# [DATA EXTRACT]
--- Start ---

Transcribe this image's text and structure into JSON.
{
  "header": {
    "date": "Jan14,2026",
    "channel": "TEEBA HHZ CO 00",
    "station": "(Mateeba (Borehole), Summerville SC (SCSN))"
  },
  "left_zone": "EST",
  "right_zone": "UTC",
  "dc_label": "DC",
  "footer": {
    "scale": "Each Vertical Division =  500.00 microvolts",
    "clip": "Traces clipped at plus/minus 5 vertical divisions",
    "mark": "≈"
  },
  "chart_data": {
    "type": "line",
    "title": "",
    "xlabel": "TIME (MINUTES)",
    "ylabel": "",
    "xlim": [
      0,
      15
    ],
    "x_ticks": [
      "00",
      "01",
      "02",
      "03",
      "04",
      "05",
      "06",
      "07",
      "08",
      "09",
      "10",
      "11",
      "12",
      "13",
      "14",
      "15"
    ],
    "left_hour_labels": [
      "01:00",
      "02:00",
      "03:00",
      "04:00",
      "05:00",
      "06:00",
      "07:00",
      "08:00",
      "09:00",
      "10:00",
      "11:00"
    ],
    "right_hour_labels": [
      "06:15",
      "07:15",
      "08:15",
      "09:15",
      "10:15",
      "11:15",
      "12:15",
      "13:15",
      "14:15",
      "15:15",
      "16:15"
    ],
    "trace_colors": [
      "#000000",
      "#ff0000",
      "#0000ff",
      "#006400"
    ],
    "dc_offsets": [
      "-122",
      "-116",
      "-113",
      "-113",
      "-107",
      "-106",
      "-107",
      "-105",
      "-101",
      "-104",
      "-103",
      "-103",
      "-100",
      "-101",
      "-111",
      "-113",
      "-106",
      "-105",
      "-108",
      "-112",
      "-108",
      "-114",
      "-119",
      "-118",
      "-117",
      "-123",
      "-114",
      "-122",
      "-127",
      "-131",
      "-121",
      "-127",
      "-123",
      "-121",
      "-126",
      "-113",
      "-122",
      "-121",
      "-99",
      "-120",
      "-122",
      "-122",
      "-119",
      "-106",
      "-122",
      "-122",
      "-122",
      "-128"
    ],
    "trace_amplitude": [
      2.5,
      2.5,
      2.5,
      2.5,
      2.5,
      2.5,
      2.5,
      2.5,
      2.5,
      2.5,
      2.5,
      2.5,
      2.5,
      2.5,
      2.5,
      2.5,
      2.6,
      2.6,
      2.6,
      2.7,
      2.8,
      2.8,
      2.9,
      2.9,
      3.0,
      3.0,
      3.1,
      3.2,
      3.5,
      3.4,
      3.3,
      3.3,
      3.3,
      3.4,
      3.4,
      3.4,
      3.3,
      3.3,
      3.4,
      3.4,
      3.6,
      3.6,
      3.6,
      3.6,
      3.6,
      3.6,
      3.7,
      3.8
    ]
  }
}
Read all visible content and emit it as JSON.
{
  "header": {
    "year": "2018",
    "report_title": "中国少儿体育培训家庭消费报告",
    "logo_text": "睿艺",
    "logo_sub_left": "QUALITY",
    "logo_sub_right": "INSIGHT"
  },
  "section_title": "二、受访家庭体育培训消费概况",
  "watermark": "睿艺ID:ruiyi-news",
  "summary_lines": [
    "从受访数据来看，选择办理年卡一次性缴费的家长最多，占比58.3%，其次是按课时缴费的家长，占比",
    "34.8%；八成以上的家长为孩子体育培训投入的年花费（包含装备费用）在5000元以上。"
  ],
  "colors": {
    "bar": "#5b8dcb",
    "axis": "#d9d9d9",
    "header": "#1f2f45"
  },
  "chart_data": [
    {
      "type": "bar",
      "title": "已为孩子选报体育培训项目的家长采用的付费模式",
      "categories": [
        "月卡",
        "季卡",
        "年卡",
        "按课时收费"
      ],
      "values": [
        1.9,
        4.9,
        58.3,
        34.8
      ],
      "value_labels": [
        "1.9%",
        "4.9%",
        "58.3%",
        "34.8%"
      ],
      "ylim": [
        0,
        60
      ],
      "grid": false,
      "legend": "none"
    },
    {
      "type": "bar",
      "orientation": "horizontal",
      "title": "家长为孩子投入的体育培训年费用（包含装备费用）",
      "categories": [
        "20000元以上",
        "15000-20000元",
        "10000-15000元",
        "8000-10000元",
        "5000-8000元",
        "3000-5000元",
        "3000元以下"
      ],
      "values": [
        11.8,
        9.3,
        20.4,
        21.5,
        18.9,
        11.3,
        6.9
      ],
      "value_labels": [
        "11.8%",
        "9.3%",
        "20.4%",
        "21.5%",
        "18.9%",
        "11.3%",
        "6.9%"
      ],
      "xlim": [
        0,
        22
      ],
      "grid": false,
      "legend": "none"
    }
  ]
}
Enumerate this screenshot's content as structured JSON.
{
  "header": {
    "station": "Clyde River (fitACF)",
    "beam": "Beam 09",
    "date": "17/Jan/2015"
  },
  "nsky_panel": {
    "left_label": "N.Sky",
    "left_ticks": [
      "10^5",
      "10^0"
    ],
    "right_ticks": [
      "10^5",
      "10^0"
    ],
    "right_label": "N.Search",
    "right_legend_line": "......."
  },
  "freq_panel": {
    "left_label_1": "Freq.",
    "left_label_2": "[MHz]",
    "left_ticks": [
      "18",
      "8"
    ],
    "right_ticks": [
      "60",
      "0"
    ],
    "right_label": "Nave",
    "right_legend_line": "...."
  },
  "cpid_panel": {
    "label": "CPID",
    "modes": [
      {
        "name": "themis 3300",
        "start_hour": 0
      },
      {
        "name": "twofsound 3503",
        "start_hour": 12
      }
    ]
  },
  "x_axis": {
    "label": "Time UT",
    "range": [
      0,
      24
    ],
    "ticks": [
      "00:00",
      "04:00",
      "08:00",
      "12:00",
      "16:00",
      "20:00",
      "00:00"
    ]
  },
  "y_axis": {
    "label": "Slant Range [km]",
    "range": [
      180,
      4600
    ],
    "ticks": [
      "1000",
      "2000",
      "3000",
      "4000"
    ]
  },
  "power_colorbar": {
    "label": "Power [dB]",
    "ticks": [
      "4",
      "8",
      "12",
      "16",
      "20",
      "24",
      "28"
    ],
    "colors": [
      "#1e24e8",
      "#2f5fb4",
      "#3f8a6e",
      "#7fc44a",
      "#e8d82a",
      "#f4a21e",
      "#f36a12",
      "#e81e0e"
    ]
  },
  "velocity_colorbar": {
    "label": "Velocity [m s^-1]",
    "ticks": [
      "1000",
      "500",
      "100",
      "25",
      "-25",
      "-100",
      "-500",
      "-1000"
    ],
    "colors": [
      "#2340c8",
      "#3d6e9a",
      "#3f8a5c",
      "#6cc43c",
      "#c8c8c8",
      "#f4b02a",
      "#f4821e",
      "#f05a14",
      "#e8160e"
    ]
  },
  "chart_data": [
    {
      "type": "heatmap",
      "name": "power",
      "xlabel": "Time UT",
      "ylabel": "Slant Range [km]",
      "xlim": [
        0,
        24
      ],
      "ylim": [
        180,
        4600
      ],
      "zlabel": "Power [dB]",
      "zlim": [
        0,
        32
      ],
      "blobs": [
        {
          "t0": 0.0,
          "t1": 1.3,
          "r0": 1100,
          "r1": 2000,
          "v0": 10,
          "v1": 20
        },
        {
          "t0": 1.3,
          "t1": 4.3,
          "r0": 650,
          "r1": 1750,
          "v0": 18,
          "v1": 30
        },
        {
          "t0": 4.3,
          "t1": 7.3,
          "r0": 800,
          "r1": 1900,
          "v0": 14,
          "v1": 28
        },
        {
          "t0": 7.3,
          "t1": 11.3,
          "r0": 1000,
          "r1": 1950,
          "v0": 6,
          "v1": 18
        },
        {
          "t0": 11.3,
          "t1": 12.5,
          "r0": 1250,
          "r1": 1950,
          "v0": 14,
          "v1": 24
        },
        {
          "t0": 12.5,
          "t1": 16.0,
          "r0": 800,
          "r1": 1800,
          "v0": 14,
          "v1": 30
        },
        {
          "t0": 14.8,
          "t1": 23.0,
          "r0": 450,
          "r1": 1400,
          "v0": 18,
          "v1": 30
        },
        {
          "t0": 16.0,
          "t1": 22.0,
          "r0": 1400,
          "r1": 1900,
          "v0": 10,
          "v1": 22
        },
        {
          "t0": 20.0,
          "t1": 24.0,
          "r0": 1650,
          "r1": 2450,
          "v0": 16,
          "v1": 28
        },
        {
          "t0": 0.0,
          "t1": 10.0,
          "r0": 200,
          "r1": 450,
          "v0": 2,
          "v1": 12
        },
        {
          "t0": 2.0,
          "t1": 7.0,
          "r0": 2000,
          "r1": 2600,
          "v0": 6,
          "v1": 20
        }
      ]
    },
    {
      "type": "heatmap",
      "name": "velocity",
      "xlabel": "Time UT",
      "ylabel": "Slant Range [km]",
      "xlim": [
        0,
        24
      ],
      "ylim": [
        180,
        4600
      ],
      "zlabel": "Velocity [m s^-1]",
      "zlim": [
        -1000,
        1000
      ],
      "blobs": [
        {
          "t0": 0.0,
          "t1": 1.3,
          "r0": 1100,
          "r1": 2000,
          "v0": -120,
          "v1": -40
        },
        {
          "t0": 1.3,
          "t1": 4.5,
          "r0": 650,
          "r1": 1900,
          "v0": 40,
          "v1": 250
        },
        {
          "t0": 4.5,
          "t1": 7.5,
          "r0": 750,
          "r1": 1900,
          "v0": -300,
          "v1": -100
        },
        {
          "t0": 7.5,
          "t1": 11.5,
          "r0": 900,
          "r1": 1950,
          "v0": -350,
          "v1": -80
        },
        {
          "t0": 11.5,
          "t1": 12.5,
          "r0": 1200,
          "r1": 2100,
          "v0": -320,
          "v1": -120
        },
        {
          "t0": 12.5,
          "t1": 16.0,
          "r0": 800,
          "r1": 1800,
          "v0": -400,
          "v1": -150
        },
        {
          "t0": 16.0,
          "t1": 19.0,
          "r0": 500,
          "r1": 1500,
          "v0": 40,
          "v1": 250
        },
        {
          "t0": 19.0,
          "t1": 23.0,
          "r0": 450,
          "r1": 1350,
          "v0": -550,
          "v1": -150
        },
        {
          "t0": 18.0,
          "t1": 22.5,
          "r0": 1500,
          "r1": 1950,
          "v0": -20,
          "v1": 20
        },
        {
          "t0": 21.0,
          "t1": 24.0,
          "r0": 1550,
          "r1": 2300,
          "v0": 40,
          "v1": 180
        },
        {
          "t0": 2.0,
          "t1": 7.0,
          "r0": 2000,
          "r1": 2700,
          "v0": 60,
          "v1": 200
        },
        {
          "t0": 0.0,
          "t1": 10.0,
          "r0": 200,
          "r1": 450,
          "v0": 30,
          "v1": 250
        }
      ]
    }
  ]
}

--- End ---

# [TASK STATEMENT]
Find each line that has the word "name", then copy it out.

# [ANSWER BELOW]
        "name": "themis 3300",
        "name": "twofsound 3503",
      "name": "power",
      "name": "velocity",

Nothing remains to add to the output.